SET EXERCISE
Please reproduce the material from its start through the line containing "The write protect opening 308 is at", substituting "cassette" for "cartridge" and leaving everything else unchanged.
⁂
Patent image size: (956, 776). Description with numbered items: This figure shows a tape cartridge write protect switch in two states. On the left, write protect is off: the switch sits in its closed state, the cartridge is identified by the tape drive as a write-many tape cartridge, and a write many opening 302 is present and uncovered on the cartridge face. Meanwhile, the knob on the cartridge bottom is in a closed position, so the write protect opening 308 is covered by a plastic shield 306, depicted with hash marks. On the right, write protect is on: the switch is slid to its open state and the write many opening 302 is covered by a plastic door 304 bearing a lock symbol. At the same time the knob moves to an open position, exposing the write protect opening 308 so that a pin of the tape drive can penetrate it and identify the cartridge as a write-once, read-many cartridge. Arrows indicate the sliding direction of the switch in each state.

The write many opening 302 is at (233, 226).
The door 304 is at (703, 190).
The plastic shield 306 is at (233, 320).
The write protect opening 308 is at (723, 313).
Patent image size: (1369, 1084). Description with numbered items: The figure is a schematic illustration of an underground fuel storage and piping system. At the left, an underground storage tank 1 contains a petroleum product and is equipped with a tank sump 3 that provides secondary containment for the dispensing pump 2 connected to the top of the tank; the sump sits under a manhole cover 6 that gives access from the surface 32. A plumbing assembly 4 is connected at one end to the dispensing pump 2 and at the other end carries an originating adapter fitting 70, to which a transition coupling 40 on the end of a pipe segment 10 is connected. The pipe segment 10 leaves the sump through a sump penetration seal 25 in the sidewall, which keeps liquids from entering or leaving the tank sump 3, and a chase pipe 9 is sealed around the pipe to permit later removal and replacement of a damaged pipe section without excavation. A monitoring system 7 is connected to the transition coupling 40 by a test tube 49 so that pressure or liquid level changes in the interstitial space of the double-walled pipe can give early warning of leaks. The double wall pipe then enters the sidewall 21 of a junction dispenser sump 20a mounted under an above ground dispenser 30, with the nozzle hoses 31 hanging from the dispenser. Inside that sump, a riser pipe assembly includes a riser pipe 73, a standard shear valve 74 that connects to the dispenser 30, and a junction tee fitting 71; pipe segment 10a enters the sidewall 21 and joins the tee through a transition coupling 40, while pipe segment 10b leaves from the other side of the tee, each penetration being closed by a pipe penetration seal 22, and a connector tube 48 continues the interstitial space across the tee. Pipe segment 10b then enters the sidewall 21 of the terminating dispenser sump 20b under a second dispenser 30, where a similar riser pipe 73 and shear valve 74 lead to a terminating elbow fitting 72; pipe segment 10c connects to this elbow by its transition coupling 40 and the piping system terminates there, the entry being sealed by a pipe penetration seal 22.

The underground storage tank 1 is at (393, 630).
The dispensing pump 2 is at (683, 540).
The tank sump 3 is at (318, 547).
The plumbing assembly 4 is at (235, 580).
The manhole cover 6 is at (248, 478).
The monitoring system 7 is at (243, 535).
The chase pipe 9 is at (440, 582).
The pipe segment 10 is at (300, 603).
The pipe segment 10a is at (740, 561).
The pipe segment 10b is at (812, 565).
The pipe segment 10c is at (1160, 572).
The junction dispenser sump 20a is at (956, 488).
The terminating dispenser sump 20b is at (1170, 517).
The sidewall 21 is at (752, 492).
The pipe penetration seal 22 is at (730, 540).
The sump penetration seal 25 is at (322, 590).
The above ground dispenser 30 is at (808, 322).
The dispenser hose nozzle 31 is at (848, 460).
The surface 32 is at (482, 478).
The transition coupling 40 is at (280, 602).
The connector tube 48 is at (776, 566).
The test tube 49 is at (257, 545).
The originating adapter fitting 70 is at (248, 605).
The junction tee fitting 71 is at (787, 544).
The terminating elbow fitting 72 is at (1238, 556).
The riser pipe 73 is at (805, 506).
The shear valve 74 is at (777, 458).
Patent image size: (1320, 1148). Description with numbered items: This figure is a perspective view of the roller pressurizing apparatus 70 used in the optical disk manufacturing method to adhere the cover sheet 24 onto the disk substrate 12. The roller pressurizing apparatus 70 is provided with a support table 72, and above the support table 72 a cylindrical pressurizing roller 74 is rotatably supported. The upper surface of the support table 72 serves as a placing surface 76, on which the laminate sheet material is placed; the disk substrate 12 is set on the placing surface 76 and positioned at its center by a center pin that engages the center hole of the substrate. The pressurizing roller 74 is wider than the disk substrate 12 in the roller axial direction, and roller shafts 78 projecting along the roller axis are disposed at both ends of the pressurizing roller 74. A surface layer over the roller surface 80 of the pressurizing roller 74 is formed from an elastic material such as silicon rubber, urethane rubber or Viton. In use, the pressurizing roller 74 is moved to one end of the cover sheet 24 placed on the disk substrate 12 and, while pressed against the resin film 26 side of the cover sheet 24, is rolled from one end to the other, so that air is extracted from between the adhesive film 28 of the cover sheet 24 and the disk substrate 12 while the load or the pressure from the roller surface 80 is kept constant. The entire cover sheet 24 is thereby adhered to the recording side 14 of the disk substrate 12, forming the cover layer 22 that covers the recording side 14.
⁂
RESULT
Patent image size: (956, 776). Description with numbered items: This figure shows a tape cassette write protect switch in two states. On the left, write protect is off: the switch sits in its closed state, the cassette is identified by the tape drive as a write-many tape cassette, and a write many opening 302 is present and uncovered on the cassette face. Meanwhile, the knob on the cassette bottom is in a closed position, so the write protect opening 308 is covered by a plastic shield 306, depicted with hash marks. On the right, write protect is on: the switch is slid to its open state and the write many opening 302 is covered by a plastic door 304 bearing a lock symbol. At the same time the knob moves to an open position, exposing the write protect opening 308 so that a pin of the tape drive can penetrate it and identify the cassette as a write-once, read-many cassette. Arrows indicate the sliding direction of the switch in each state.

The write many opening 302 is at (233, 226).
The door 304 is at (703, 190).
The plastic shield 306 is at (233, 320).
The write protect opening 308 is at (723, 313).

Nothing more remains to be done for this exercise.